GIVEN DATA:
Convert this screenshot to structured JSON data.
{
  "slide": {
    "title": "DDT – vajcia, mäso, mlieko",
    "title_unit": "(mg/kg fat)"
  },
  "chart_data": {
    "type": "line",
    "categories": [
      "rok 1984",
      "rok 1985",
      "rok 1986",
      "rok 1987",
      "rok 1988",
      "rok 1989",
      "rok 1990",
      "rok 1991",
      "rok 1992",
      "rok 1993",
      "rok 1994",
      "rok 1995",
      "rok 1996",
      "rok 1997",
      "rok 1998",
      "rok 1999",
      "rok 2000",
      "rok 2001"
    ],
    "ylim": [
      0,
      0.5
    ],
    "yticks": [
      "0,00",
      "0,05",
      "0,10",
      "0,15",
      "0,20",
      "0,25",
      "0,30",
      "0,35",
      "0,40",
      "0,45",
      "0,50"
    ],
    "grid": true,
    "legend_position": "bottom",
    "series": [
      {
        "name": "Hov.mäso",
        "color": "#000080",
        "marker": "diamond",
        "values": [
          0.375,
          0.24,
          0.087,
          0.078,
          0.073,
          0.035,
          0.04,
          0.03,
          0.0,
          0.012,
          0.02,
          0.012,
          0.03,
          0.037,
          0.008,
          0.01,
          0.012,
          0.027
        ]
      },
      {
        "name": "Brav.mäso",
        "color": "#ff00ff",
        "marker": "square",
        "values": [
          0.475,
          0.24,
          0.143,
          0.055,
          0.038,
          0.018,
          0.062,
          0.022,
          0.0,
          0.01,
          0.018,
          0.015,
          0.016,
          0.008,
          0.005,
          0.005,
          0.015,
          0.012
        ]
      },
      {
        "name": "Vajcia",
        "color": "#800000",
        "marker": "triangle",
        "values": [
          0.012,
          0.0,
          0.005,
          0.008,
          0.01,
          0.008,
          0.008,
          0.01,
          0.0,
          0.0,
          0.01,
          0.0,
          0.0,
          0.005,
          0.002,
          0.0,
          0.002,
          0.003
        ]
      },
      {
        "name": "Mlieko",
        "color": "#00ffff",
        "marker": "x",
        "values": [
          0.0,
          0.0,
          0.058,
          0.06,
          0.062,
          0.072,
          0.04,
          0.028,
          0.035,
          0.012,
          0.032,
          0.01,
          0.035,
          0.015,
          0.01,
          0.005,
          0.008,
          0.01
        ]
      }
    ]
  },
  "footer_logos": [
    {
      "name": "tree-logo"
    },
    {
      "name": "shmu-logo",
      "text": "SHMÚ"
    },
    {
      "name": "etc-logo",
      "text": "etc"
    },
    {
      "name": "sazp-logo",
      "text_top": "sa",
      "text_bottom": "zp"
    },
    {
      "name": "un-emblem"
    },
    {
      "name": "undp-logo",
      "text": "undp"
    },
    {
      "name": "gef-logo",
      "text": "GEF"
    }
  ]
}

GIVEN EXERCISE: Copy every line of the entries above in which "color" occurs.

EXERCISE RESULT:
        "color": "#000080",
        "color": "#ff00ff",
        "color": "#800000",
        "color": "#00ffff",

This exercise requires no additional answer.